▸ EXERCISE PROMPT
Keep only the lines of the listing that include the word "搜狗知乎", and copy them.

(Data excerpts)
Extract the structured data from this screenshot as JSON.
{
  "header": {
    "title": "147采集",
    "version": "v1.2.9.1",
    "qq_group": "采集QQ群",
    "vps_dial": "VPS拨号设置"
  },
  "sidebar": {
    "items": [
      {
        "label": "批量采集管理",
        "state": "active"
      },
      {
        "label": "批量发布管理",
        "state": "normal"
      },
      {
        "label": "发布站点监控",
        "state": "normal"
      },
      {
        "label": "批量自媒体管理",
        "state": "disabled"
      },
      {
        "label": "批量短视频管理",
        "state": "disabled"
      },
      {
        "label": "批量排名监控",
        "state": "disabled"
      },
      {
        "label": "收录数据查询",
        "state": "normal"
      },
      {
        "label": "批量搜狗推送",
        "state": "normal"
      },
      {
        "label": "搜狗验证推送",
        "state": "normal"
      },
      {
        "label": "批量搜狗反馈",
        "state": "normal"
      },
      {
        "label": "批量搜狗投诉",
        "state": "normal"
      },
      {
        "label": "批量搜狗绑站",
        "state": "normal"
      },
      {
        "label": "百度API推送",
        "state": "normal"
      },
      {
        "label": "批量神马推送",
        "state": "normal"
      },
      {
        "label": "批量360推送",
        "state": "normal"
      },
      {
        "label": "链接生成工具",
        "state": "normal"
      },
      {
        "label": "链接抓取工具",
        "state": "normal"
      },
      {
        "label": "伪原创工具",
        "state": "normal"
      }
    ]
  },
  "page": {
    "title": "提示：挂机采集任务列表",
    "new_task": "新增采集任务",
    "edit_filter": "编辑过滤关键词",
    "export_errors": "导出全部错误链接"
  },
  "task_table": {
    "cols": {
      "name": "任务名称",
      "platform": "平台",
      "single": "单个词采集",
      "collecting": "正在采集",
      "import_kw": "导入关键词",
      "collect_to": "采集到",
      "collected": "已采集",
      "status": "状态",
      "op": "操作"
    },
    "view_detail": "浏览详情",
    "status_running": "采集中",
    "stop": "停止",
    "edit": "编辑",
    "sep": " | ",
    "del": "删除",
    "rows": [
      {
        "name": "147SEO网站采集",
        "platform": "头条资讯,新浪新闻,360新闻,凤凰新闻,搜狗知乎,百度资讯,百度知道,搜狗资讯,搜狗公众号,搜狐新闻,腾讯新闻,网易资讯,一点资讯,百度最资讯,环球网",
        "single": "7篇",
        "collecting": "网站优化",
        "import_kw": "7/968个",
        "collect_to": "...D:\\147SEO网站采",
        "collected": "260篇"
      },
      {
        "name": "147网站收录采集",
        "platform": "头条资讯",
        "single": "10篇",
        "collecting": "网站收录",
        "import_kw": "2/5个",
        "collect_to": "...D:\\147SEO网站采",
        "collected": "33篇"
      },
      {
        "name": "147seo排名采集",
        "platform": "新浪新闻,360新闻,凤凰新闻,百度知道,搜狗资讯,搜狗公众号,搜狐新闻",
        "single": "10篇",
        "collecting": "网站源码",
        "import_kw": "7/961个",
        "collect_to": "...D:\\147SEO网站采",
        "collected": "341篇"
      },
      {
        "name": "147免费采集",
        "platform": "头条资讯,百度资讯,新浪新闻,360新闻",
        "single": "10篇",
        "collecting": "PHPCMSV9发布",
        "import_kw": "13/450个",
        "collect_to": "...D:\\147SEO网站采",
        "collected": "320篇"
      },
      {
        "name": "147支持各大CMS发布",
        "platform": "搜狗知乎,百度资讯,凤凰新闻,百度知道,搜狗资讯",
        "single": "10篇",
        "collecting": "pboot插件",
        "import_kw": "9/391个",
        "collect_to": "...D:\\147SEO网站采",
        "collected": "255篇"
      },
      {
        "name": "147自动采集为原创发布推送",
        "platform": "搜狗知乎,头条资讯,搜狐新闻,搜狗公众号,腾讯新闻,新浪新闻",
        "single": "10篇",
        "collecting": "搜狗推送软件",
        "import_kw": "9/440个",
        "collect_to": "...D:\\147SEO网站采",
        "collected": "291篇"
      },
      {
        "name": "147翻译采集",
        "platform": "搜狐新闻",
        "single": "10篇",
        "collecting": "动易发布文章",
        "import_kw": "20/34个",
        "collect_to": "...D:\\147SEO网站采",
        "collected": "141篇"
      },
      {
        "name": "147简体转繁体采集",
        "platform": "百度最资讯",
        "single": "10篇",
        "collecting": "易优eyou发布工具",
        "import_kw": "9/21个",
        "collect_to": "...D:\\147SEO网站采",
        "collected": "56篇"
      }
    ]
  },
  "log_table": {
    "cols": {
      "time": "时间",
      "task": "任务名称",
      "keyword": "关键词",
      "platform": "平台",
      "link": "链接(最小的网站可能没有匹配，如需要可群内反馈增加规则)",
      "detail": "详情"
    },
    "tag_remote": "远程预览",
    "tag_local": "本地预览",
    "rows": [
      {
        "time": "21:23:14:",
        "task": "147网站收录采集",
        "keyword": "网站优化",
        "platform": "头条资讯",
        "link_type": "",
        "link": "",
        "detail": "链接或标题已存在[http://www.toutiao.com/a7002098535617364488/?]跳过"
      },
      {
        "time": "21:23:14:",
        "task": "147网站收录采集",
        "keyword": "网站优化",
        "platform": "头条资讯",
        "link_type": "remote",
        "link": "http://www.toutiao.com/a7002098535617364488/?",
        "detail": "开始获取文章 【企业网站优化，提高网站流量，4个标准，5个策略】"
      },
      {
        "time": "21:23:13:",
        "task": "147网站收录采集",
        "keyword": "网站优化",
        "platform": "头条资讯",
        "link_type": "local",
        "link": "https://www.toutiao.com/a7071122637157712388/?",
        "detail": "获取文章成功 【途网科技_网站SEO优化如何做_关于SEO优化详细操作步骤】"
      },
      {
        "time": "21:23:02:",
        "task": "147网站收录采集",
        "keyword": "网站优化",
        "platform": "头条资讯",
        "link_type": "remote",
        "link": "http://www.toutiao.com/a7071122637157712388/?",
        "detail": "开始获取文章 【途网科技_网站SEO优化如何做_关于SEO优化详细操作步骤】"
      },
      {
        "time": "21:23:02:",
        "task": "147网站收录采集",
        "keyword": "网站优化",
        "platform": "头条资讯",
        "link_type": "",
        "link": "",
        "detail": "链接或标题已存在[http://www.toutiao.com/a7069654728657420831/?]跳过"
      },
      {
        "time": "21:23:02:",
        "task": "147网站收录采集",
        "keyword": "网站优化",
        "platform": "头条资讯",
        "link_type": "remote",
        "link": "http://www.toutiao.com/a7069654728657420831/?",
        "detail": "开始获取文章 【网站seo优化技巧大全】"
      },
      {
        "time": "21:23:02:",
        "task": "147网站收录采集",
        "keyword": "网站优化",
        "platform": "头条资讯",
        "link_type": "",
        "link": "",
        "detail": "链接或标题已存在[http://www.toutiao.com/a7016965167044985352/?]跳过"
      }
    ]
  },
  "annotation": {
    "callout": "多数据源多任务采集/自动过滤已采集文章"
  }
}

▸ COMPLETE ANSWER
        "platform": "头条资讯,新浪新闻,360新闻,凤凰新闻,搜狗知乎,百度资讯,百度知道,搜狗资讯,搜狗公众号,搜狐新闻,腾讯新闻,网易资讯,一点资讯,百度最资讯,环球网",
        "platform": "搜狗知乎,百度资讯,凤凰新闻,百度知道,搜狗资讯",
        "platform": "搜狗知乎,头条资讯,搜狐新闻,搜狗公众号,腾讯新闻,新浪新闻",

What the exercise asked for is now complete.